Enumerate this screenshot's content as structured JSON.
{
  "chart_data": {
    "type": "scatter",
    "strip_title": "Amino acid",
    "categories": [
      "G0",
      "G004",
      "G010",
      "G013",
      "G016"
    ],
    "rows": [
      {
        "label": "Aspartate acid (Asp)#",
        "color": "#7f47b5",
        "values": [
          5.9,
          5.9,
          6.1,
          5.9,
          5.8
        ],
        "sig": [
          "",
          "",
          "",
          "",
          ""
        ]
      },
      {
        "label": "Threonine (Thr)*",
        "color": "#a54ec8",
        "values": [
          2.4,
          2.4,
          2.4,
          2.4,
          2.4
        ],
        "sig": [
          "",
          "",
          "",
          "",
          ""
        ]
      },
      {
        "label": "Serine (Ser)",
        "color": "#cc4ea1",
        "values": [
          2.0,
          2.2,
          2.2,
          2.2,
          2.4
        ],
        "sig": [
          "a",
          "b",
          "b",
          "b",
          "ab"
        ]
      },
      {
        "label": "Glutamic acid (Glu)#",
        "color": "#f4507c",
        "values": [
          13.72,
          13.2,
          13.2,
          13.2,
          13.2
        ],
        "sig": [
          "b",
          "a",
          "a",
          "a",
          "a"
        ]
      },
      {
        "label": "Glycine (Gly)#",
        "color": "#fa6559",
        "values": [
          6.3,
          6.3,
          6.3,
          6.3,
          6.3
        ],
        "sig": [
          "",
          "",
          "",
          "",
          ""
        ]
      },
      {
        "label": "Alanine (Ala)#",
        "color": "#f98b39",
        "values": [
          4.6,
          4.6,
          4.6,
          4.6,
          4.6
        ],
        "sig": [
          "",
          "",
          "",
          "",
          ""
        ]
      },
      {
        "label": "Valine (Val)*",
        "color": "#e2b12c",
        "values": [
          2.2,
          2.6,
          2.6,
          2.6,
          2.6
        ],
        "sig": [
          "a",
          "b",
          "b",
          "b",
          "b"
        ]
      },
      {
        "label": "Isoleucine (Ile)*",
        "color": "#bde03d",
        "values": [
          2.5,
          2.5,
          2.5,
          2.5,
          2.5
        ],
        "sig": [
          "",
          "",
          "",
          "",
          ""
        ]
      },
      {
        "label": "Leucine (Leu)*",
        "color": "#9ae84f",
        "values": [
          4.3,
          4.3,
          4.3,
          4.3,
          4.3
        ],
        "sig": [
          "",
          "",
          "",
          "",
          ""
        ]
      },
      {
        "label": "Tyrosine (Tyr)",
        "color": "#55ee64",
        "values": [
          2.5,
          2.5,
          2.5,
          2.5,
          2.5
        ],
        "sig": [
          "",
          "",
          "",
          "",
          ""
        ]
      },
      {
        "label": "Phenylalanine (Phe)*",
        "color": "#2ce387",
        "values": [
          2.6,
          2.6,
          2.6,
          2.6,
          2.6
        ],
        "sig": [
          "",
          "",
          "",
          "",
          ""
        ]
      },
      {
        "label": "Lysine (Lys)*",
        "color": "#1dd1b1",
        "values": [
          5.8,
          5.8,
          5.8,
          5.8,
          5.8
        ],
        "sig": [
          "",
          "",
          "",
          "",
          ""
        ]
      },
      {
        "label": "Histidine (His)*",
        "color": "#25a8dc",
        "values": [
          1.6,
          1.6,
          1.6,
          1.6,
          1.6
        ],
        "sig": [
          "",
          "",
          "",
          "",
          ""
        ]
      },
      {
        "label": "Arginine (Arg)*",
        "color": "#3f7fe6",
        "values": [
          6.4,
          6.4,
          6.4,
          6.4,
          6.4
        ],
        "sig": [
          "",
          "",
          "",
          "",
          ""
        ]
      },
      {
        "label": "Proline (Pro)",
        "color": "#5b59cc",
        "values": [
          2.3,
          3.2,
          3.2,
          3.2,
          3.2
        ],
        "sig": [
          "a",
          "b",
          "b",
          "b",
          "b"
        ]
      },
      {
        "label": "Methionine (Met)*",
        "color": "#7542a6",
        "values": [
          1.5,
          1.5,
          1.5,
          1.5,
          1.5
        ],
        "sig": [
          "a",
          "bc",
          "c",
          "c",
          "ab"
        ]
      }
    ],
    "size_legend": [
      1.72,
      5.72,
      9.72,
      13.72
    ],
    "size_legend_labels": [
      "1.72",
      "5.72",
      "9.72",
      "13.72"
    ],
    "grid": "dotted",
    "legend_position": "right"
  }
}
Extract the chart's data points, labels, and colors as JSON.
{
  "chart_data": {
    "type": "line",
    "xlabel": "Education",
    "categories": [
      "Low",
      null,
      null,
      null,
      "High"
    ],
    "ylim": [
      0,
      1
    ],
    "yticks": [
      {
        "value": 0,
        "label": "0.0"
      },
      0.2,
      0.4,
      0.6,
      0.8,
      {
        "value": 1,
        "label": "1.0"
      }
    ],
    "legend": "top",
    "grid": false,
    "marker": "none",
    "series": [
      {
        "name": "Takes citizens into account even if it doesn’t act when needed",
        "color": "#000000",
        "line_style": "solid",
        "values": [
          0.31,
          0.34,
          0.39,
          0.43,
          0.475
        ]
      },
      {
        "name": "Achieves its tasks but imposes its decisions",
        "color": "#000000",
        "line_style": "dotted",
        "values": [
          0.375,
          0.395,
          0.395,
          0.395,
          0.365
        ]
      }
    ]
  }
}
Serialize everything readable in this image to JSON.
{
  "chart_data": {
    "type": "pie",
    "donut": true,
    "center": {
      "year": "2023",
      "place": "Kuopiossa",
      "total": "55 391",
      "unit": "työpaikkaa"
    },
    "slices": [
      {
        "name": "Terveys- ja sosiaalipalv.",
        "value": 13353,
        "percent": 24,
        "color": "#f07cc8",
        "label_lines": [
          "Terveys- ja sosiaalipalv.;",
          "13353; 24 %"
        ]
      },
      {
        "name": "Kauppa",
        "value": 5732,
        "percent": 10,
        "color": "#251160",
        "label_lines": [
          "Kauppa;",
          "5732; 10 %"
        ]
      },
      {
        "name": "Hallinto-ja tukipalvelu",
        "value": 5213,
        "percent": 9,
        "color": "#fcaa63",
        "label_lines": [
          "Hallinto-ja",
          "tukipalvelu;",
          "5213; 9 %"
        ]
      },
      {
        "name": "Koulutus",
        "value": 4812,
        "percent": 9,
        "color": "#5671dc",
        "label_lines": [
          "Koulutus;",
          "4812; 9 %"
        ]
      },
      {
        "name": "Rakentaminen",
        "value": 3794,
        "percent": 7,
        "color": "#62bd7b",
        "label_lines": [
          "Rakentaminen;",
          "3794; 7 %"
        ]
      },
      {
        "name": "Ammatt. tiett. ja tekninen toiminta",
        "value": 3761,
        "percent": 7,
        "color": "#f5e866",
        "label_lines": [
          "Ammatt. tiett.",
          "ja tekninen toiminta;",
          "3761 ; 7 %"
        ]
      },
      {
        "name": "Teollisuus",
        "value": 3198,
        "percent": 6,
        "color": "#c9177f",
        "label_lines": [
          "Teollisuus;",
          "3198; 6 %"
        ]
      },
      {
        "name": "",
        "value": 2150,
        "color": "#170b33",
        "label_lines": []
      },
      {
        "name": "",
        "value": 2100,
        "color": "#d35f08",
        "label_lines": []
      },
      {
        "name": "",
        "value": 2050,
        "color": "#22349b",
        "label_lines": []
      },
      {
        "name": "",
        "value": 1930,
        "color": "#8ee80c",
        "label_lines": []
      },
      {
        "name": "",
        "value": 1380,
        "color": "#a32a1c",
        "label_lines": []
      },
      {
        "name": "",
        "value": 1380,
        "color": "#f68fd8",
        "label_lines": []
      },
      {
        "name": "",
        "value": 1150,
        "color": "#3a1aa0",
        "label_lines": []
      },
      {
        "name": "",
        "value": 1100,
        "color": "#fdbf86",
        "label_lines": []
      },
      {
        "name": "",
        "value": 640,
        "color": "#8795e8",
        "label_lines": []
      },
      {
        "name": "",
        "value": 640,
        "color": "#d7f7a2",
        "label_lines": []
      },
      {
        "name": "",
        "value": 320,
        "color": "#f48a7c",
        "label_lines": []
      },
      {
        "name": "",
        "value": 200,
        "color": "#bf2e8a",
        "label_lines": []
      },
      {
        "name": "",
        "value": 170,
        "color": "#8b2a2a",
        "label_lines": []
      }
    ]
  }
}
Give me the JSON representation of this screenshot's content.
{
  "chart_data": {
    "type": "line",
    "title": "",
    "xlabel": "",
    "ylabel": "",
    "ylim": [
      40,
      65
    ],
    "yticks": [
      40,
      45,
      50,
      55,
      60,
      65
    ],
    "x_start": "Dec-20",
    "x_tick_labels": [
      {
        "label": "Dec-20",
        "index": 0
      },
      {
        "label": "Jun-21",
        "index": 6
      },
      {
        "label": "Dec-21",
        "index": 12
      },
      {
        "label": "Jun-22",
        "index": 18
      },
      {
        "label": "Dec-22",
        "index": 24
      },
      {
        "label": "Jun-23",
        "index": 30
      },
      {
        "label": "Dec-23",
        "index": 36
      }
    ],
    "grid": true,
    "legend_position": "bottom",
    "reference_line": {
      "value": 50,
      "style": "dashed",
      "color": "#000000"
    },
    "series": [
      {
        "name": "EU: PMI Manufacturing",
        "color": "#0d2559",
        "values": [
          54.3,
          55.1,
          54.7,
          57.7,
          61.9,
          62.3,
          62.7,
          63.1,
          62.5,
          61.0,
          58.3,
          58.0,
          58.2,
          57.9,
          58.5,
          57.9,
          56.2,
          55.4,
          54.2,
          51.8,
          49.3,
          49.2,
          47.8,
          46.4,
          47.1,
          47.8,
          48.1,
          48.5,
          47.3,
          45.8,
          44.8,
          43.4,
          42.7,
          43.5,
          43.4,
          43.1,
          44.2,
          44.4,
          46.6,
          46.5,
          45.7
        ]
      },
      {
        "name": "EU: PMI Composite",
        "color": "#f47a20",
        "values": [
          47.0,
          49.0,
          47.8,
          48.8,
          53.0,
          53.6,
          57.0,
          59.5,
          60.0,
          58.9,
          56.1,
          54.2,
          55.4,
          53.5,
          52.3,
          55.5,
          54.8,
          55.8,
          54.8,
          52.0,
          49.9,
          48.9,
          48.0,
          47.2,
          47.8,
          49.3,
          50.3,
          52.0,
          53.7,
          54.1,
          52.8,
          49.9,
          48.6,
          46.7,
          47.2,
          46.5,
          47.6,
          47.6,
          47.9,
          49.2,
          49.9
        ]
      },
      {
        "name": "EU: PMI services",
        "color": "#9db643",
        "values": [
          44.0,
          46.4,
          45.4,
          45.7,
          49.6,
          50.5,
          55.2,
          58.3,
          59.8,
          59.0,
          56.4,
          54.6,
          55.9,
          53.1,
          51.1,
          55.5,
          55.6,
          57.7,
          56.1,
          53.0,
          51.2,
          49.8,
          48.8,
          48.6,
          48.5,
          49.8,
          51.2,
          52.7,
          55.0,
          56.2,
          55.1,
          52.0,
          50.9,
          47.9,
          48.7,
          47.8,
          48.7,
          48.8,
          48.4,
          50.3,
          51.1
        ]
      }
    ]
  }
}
::::::::::
What you have to do.
Find how many lines in the listing hold "tukipalvelu", and reply with that number only.

Expected answer.
2